The exercise – Only the number is wanted: how many lines contain "hotspotot"?

Information supplied –
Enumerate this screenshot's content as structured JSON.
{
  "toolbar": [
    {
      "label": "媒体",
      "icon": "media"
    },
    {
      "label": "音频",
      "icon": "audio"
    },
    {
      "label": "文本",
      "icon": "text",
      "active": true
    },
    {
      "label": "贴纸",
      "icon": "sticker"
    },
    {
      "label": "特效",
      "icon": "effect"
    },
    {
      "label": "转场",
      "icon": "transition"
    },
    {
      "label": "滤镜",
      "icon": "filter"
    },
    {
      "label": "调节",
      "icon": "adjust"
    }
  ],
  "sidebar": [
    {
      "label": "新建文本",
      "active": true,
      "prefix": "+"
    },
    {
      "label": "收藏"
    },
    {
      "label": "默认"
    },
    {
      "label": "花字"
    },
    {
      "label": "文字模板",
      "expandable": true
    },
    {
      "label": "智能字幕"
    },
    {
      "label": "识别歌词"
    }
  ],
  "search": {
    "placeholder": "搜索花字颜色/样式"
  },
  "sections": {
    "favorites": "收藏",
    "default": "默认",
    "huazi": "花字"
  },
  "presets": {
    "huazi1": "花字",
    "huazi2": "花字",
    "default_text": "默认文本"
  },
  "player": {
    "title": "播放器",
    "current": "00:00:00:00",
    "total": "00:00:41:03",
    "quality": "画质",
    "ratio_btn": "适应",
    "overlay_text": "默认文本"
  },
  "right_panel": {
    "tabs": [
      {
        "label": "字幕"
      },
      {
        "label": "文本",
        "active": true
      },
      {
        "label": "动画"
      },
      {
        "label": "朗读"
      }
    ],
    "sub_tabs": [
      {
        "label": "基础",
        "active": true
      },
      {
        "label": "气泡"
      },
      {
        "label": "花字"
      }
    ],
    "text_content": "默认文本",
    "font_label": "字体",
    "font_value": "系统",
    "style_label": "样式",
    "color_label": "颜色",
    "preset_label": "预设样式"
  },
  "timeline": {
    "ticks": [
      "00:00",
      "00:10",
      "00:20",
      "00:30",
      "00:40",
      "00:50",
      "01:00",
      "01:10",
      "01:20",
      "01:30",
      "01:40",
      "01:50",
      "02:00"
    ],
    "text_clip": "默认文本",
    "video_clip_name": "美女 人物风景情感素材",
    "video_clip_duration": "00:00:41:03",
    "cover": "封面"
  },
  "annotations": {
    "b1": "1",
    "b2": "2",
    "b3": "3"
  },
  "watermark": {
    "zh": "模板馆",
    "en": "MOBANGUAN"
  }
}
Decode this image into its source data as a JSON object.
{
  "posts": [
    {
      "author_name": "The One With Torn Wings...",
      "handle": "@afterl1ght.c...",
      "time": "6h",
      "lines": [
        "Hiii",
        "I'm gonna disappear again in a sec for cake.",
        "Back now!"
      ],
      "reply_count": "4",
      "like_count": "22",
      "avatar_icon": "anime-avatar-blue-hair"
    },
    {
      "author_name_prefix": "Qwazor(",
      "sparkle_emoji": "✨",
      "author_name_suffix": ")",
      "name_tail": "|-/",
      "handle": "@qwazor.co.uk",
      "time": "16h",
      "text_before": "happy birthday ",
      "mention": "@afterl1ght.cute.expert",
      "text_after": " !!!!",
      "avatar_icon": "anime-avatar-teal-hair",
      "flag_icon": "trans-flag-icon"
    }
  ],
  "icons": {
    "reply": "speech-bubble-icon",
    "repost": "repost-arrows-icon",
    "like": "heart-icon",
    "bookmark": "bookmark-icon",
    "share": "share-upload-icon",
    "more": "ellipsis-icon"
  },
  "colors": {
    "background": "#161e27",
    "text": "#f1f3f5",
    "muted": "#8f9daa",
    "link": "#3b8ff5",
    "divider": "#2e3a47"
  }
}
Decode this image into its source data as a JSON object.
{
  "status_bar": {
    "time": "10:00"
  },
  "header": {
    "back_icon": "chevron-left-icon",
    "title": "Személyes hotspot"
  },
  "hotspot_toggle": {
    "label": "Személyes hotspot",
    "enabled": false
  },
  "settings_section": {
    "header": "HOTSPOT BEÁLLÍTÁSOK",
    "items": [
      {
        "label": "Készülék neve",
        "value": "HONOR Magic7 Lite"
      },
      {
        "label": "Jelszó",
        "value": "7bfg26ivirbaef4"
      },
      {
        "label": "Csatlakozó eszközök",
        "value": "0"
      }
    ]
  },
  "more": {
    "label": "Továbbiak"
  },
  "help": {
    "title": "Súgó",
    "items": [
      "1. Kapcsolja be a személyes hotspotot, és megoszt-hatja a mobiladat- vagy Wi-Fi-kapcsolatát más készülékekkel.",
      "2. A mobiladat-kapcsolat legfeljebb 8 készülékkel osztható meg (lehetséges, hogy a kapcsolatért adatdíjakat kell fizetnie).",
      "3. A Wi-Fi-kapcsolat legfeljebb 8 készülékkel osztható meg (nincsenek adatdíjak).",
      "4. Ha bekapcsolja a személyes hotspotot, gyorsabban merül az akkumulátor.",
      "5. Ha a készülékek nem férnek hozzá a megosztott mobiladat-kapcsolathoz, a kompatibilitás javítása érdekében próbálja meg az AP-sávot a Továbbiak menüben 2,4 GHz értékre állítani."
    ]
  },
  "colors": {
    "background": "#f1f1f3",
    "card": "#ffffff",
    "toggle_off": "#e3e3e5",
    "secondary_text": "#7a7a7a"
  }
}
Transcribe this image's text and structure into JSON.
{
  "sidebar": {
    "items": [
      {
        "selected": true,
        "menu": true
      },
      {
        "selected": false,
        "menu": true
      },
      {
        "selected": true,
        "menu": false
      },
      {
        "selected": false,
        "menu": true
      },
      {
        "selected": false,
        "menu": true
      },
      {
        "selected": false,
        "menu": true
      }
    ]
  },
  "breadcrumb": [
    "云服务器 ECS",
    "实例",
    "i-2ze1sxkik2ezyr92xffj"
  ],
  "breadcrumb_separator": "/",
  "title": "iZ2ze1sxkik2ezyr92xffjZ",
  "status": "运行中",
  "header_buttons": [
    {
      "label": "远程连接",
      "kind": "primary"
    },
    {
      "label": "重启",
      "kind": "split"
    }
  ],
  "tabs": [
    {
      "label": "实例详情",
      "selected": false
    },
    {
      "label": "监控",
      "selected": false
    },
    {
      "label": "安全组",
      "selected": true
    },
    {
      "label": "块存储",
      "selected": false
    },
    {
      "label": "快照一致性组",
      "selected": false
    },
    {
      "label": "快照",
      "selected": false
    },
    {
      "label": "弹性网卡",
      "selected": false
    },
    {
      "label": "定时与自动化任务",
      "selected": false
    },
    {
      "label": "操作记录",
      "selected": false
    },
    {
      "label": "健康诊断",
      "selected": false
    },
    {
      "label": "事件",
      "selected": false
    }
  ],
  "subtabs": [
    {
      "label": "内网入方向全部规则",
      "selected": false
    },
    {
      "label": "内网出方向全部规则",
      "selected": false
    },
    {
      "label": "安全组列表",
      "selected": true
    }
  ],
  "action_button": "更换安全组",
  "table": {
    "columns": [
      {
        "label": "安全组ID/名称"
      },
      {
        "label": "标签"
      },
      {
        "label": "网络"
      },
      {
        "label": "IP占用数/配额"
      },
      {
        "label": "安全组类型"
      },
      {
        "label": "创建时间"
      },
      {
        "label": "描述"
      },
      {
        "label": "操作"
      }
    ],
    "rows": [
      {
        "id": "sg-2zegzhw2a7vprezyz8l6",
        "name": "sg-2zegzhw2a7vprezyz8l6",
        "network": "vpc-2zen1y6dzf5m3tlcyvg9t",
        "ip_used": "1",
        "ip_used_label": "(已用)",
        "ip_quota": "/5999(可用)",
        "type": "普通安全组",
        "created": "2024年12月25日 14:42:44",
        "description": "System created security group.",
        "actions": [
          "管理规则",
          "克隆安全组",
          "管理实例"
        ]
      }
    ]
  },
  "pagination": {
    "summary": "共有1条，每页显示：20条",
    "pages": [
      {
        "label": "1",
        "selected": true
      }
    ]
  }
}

Final result – 2